TEXT SHOWN =>
PLoS ONE (Jan 2021)
Extreme value theory as a framework for understanding mutation frequency distribution in cancer genomes.
Abstract
Currently, the population dynamics of preclonal cancer cells before clonal expansion of tumors has not been sufficiently addressed thus far. By focusing on preclonal cancer cell population as a Darwinian evolutionary system, we formulated and analyzed the observed mutation frequency among tumors (MFaT) as a proxy for the hypothesized sequence read frequency and beneficial fitness effect of a cancer driver mutation. Analogous to intestinal crypts, we assumed that sample donor patients are separate culture tanks where proliferating cells follow certain population dynamics described by extreme value theory (EVT). To validate this, we analyzed three large-scale cancer genome datasets, each harboring > 10000 tumor samples and in total involving > 177898 observed mutation sites. We clarified the necessary premises for the application of EVT in the strong selection and weak mutation (SSWM) regime in relation to cancer genome sequences at scale. We also confirmed that the stochastic distribution of MFaT is likely of the Fréchet type, which challenges the well-known Gumbel hypothesis of beneficial fitness effects. Based on statistical data analysis, we demonstrated the potential of EVT as a population genetics framework to understand and explain the stochastic behavior of driver-mutation frequency in cancer genomes as well as its applicability in real cancer genome sequence data.

ENTRIES SUPPLIED =>

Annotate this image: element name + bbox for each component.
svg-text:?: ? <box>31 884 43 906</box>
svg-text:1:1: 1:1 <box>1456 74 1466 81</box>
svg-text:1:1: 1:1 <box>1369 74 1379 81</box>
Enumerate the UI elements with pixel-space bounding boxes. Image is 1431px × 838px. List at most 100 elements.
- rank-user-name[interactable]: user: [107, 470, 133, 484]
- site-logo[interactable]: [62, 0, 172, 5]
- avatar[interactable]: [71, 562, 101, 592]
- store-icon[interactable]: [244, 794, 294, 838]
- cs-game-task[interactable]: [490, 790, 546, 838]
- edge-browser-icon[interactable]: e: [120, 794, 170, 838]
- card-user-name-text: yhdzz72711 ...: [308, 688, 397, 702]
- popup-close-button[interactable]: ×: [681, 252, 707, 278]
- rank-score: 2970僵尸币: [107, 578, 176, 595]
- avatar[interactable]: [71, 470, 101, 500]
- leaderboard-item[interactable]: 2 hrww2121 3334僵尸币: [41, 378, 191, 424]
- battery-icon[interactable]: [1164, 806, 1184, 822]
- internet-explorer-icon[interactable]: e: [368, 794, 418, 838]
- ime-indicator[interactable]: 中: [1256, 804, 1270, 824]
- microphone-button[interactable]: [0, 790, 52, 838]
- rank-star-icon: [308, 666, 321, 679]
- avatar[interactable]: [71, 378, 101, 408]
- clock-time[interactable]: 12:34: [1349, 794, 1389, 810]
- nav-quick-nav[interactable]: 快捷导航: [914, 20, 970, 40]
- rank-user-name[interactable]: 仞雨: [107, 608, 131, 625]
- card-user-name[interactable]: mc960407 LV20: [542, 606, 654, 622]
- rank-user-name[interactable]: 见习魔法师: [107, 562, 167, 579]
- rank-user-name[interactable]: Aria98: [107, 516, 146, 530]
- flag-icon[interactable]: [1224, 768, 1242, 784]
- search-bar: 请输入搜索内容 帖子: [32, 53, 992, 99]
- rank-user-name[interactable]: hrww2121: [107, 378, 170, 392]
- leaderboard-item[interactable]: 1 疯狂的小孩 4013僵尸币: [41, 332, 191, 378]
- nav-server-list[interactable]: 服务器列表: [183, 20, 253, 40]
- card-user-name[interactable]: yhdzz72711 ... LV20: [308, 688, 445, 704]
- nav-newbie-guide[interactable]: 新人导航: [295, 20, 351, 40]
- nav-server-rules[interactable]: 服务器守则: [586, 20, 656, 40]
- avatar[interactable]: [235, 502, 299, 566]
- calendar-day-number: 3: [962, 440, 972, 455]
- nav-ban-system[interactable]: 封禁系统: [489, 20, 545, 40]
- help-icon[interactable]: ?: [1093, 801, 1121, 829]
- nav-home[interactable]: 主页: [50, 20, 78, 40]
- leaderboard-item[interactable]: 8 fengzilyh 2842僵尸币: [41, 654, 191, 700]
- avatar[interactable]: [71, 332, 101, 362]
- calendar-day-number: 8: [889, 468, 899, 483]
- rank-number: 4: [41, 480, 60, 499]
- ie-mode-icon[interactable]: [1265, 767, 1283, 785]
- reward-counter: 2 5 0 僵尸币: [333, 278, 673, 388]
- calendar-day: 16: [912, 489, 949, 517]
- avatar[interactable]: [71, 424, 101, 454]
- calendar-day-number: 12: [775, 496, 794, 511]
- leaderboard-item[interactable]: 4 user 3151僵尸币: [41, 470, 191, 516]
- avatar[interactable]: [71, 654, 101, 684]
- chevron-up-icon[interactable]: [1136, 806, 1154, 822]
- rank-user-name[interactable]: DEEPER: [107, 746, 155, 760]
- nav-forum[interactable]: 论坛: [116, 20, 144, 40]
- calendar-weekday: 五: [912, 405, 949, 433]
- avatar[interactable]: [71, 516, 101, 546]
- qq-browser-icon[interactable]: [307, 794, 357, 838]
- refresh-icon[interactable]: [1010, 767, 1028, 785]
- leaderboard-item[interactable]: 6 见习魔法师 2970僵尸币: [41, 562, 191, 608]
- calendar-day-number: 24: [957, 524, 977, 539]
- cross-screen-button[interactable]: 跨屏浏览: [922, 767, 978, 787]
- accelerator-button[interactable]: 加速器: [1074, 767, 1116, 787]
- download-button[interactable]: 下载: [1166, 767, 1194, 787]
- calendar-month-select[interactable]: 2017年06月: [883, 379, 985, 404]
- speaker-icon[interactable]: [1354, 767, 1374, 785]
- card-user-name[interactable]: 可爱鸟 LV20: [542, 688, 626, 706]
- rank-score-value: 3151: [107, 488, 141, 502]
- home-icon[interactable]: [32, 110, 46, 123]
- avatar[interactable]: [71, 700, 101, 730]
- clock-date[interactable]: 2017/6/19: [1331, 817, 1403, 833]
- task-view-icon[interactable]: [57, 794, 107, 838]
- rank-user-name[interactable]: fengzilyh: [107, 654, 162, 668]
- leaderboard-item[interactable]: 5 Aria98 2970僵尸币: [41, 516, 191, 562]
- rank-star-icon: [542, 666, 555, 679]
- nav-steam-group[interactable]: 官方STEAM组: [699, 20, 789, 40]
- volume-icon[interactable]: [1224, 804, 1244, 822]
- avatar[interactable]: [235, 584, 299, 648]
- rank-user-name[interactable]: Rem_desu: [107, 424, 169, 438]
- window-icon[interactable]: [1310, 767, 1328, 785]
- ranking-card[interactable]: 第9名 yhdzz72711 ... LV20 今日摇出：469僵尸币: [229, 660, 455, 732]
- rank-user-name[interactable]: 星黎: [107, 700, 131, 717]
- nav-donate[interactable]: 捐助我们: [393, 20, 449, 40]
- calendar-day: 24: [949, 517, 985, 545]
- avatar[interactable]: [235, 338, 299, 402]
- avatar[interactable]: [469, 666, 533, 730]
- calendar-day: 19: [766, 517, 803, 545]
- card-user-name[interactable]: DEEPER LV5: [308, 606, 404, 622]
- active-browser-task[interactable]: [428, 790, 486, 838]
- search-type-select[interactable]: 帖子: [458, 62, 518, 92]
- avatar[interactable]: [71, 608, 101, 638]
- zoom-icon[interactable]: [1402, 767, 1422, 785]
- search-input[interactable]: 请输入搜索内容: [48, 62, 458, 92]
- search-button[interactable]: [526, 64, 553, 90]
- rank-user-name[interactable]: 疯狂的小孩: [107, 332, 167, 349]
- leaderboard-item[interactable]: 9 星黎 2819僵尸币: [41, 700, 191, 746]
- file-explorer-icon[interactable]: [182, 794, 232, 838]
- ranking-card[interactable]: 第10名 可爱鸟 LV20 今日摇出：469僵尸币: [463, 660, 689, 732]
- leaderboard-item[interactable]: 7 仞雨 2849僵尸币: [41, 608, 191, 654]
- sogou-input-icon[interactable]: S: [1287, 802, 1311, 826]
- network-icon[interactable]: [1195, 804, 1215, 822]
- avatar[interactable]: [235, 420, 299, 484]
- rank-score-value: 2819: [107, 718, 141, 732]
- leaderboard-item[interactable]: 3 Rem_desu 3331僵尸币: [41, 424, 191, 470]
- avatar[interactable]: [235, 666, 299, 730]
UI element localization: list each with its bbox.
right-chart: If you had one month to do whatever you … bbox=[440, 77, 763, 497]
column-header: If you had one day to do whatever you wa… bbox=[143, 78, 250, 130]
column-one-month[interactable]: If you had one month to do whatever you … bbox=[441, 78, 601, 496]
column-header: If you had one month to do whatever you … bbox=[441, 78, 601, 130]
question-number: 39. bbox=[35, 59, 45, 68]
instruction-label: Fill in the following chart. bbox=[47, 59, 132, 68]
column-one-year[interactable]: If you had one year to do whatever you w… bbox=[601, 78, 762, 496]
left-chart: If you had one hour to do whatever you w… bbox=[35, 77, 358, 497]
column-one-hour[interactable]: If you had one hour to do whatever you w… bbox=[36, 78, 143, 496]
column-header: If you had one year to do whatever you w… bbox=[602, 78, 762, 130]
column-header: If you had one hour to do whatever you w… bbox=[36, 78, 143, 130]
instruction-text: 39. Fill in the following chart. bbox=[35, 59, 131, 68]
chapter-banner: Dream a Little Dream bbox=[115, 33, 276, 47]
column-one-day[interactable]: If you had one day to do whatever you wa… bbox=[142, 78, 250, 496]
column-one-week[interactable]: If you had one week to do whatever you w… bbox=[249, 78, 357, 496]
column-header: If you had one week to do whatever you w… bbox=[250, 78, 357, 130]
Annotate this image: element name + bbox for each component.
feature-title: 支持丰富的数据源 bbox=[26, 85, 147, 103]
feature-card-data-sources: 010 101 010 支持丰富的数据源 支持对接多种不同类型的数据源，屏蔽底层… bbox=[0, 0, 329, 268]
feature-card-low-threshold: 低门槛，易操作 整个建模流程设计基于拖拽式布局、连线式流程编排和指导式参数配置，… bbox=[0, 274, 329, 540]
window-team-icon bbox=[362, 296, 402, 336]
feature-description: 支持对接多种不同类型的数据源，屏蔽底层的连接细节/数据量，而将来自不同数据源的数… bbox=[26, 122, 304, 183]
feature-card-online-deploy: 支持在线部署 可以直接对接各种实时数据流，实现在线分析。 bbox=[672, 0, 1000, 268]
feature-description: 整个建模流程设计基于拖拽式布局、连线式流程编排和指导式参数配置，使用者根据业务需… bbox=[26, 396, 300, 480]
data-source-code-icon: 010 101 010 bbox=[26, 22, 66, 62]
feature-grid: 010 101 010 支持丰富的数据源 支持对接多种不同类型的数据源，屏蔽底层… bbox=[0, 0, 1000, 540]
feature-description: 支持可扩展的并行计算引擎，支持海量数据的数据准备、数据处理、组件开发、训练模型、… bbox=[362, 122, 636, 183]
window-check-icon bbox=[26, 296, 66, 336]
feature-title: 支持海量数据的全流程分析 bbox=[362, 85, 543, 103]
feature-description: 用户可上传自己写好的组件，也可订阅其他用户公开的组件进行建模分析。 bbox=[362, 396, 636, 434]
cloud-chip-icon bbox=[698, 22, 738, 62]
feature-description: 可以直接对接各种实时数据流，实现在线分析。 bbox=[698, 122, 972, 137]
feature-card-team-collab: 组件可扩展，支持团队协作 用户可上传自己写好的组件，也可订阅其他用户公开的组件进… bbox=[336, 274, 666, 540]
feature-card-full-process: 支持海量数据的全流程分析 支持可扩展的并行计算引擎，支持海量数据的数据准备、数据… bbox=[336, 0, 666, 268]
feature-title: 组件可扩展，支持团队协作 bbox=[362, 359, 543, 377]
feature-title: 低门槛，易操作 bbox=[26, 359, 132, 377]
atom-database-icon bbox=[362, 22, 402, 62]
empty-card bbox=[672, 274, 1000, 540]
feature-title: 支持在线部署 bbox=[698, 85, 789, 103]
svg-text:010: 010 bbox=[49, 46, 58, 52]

PROBLEM DETAILS =>
Do these statements agree with the abstract on extreme value theory in cancer genomes? (a) Each of the three datasets analyzed held more than 10000 tumor samples. (b) The authors found the distribution of MFaT is likely of the Gumbel type. (c) The authors treated sample donor patients as separate culture tanks. Answer each yes or no, quoting the words of the abstract that decide it. The rows are separate material, unrelated to the abstract.

YOUR SOLUTION =>
(a) Yes: "each harboring > 10000 tumor samples"
(b) No: "the stochastic distribution of MFaT is likely of the Fréchet type, which challenges the well-known Gumbel hypothesis of beneficial fitness effects"
(c) Yes: "we assumed that sample donor patients are separate culture tanks"